— BEGIN Data to process —

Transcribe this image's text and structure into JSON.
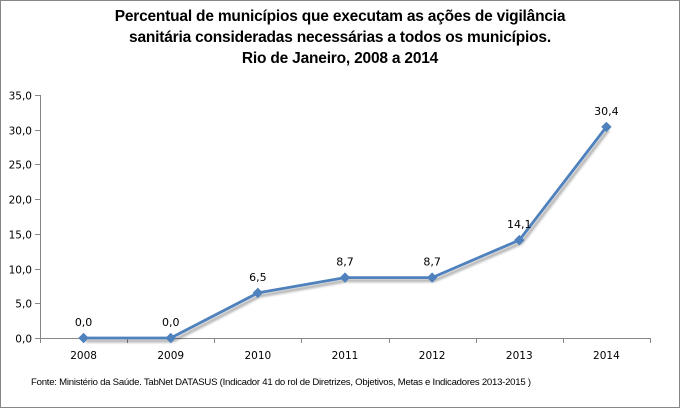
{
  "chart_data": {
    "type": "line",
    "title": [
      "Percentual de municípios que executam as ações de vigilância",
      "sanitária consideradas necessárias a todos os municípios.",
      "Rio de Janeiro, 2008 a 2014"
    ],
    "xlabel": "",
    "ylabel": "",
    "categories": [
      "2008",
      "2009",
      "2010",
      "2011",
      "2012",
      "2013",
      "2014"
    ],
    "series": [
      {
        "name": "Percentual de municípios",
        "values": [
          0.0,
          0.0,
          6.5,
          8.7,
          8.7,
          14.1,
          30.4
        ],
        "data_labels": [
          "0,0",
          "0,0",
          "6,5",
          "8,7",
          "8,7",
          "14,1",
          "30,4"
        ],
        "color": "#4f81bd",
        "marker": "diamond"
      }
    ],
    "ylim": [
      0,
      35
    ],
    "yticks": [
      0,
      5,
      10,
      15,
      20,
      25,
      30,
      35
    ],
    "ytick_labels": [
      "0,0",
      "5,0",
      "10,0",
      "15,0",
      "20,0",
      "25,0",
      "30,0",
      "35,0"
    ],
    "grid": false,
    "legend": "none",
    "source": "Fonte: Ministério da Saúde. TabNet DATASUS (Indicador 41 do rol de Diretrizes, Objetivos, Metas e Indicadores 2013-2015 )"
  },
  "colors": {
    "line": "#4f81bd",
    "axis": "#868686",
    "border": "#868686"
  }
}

— END Data to process —
— BEGIN Data to process —

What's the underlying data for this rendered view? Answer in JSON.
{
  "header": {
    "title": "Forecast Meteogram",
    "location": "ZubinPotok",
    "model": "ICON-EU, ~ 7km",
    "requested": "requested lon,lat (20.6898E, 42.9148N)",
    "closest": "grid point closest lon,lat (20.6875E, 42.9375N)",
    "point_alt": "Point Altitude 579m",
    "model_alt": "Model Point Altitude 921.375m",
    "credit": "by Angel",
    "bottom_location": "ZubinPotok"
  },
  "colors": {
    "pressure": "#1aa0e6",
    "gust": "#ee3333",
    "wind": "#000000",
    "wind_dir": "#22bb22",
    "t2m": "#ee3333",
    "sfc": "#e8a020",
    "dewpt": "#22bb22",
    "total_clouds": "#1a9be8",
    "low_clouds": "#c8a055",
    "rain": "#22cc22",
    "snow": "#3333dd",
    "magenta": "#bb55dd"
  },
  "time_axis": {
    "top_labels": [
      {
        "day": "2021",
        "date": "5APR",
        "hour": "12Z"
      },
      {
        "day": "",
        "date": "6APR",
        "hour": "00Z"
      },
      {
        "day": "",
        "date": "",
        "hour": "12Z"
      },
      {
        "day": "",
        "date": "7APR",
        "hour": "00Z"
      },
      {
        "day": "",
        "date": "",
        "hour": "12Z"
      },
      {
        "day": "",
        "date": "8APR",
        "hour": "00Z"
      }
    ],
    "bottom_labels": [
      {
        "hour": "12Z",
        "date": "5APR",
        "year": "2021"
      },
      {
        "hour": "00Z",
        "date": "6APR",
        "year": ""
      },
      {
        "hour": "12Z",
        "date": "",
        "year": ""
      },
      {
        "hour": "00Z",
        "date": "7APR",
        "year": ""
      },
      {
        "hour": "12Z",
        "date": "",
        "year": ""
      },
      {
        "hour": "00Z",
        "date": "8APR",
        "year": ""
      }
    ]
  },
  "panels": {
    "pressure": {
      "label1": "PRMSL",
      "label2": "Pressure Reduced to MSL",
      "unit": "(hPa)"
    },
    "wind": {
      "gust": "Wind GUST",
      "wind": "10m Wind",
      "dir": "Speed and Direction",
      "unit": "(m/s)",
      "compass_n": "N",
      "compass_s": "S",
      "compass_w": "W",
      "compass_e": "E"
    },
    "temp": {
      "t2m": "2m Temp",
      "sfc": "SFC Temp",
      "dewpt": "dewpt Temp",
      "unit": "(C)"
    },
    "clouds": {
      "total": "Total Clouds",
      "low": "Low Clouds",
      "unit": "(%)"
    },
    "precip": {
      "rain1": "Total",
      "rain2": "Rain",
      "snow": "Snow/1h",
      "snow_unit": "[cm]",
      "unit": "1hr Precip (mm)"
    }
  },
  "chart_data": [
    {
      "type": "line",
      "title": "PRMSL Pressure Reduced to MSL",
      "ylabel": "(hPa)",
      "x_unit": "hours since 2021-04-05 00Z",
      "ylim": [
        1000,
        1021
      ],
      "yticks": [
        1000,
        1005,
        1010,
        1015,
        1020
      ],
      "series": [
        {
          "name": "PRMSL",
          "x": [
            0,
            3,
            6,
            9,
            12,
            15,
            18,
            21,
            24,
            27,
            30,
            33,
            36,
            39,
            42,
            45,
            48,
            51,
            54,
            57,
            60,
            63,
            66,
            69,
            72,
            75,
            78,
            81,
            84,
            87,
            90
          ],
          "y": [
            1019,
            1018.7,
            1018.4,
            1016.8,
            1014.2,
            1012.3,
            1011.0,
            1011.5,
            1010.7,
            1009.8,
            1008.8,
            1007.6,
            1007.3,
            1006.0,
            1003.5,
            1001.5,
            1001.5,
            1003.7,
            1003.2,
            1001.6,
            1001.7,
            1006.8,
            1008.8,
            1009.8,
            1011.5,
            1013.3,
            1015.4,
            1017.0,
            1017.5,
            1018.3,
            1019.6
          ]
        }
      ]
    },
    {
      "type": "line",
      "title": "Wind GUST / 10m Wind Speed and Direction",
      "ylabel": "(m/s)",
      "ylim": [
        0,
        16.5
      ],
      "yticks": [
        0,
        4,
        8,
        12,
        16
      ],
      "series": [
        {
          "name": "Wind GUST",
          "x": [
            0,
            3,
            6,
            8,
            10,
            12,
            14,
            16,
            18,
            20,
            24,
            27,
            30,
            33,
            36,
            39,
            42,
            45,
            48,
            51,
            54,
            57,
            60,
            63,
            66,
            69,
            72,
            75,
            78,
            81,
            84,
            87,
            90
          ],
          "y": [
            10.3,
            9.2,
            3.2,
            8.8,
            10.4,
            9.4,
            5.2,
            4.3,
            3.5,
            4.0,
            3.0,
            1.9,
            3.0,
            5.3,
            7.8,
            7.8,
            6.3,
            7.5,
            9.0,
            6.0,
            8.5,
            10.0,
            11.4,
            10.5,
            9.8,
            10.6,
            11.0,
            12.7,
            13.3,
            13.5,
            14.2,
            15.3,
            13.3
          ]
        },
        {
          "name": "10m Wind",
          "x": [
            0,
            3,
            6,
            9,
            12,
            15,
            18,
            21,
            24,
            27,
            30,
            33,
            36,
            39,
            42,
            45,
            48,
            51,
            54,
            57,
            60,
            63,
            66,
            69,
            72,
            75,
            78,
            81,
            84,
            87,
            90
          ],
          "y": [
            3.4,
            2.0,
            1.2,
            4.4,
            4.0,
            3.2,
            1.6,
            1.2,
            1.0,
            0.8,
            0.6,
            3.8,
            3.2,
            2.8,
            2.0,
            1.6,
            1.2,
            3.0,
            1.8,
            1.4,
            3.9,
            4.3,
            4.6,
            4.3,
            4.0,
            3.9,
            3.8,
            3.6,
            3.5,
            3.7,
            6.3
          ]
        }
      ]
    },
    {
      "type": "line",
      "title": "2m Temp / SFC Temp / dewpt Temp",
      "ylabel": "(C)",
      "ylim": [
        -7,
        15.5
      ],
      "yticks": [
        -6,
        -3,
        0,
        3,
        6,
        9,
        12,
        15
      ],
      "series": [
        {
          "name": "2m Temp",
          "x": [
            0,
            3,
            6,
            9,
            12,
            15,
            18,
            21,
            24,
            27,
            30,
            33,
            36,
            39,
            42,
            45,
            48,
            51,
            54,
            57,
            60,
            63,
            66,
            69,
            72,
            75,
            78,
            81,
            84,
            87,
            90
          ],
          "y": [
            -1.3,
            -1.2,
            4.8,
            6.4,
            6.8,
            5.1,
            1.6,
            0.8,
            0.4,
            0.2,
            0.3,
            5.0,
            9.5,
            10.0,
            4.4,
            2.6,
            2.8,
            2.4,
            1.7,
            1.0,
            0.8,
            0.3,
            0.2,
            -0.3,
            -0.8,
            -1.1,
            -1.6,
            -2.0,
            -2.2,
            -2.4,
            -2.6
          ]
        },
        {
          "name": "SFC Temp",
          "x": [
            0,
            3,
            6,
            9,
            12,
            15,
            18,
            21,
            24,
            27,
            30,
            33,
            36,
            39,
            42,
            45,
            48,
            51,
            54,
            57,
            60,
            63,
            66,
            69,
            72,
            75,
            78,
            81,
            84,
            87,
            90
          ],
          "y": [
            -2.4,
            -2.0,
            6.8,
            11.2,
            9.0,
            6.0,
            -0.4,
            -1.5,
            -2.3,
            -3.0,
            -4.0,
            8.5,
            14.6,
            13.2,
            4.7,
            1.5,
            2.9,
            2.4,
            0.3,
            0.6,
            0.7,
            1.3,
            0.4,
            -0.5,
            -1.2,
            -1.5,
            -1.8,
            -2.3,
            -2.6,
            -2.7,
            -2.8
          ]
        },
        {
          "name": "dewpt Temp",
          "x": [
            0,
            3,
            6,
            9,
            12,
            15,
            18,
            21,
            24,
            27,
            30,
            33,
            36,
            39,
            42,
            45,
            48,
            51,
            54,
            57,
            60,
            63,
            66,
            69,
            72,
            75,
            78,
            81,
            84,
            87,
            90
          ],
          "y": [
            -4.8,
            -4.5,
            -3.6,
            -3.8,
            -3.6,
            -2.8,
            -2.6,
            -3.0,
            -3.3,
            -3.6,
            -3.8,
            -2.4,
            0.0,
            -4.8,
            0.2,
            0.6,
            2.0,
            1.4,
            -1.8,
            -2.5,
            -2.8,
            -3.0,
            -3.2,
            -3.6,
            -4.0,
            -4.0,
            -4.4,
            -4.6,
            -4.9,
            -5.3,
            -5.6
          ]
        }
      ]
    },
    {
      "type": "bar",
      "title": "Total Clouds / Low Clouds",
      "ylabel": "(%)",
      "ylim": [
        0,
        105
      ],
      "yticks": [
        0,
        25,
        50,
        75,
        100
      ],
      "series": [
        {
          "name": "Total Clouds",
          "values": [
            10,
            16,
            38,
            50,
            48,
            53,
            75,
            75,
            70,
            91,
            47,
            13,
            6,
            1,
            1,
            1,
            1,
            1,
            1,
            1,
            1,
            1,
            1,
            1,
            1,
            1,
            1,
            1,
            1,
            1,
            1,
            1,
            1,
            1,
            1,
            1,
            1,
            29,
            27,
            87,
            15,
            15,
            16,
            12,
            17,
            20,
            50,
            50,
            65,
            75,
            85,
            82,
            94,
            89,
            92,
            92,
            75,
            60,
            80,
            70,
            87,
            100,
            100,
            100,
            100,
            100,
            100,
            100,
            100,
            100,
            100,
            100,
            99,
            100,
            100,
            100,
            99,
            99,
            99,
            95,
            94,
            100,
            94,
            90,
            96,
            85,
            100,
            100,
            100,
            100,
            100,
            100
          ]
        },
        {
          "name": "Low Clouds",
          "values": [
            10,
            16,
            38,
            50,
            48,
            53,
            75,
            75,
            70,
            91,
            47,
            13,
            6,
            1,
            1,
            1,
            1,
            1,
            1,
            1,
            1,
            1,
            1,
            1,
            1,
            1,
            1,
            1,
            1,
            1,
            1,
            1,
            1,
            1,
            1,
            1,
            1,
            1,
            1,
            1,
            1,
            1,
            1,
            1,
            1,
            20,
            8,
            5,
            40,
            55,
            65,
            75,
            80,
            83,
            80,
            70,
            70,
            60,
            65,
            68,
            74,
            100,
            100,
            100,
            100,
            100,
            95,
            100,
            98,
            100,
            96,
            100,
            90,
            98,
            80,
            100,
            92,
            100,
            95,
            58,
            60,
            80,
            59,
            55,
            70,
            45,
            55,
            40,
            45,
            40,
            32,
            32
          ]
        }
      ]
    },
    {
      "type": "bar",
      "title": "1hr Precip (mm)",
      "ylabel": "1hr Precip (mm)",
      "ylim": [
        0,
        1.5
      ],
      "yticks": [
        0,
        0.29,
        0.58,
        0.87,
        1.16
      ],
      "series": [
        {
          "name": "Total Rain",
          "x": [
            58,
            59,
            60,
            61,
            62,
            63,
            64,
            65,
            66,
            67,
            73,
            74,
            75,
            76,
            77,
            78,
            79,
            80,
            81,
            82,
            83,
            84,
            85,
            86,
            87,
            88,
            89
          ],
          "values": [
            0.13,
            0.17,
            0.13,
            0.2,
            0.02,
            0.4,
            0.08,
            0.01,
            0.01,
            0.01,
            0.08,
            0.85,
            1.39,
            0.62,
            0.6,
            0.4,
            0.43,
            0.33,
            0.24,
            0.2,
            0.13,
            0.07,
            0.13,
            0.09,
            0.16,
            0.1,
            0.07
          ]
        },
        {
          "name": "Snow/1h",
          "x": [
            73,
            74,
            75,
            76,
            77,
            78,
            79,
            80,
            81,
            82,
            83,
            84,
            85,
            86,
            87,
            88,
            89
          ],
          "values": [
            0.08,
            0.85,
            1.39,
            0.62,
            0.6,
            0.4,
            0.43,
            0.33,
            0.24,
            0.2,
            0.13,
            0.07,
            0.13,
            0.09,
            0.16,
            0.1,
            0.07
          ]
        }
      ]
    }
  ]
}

— END Data to process —
— BEGIN Data to process —

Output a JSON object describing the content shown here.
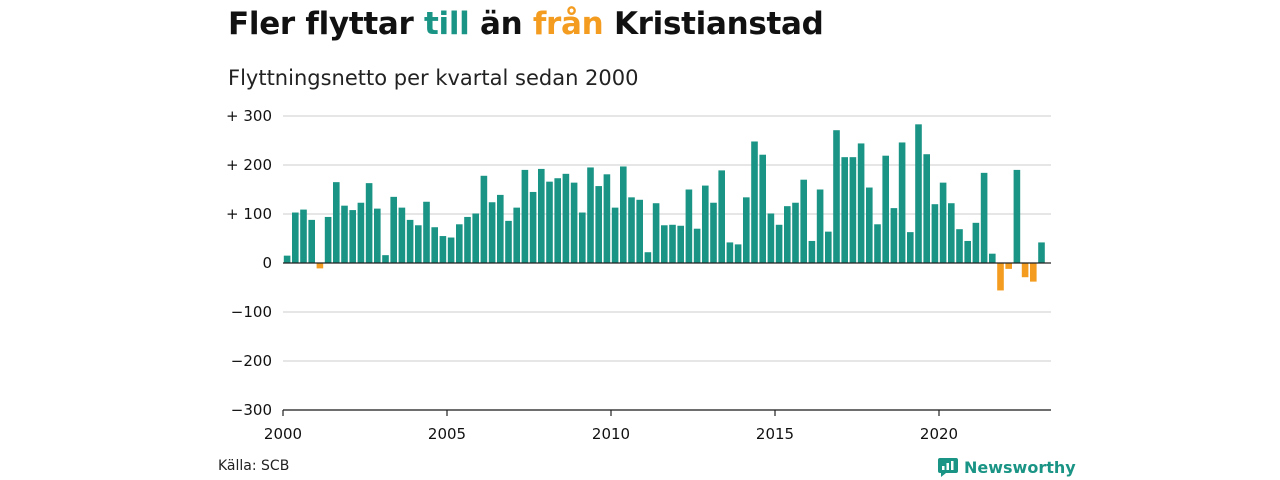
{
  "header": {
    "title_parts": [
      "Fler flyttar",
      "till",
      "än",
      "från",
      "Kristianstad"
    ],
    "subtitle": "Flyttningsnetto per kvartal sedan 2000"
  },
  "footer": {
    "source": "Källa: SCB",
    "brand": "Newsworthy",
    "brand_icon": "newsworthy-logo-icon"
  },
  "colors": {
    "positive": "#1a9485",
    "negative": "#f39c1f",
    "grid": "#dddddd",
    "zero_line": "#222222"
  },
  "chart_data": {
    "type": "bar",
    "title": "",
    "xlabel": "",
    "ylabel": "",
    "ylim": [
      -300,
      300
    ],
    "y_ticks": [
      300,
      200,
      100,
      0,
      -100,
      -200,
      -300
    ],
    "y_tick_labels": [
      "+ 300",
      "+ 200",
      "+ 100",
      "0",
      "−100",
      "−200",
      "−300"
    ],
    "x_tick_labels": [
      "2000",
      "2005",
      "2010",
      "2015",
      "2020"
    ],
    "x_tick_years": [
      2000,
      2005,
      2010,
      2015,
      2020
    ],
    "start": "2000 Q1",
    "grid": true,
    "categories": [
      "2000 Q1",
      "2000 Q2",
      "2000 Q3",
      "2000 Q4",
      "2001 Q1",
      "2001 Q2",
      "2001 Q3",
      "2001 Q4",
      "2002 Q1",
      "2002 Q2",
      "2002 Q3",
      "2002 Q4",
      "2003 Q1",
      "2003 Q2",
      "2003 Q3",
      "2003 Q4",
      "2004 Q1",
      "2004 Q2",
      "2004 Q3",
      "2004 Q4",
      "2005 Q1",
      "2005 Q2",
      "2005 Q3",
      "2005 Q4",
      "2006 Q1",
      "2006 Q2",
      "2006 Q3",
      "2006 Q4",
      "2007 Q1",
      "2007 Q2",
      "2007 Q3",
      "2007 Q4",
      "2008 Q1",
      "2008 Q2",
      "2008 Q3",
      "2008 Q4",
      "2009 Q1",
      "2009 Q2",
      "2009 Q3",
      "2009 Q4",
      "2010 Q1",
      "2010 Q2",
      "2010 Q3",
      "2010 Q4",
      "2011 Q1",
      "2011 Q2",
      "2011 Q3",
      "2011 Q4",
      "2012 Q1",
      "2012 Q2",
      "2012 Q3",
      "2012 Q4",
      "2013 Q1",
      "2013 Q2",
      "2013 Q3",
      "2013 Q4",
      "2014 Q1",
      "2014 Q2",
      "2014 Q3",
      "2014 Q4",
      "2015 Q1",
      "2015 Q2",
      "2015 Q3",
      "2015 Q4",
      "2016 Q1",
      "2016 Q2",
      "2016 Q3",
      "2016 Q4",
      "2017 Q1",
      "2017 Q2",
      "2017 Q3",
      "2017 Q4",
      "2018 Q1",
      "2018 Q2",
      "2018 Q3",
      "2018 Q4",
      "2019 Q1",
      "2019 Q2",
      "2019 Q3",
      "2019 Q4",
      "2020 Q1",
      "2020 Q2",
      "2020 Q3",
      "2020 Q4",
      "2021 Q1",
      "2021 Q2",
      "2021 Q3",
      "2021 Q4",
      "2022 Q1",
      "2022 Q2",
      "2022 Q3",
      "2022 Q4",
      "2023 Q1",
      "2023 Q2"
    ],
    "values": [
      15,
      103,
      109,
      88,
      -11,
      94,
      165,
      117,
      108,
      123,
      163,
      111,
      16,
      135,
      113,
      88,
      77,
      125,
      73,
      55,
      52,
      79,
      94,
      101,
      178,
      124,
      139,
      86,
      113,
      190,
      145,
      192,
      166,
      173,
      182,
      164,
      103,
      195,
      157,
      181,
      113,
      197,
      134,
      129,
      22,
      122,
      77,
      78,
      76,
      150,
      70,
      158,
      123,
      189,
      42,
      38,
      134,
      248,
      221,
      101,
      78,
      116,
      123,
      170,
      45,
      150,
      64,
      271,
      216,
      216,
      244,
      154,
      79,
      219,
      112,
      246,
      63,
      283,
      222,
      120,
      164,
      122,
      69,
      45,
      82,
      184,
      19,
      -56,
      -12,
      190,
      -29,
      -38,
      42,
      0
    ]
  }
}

— END Data to process —

▶ Problem description:
Search the entries for the word "PRMSL", then list each line that holds it.

▶ Reply to the task:
      "label1": "PRMSL",
      "title": "PRMSL Pressure Reduced to MSL",
          "name": "PRMSL",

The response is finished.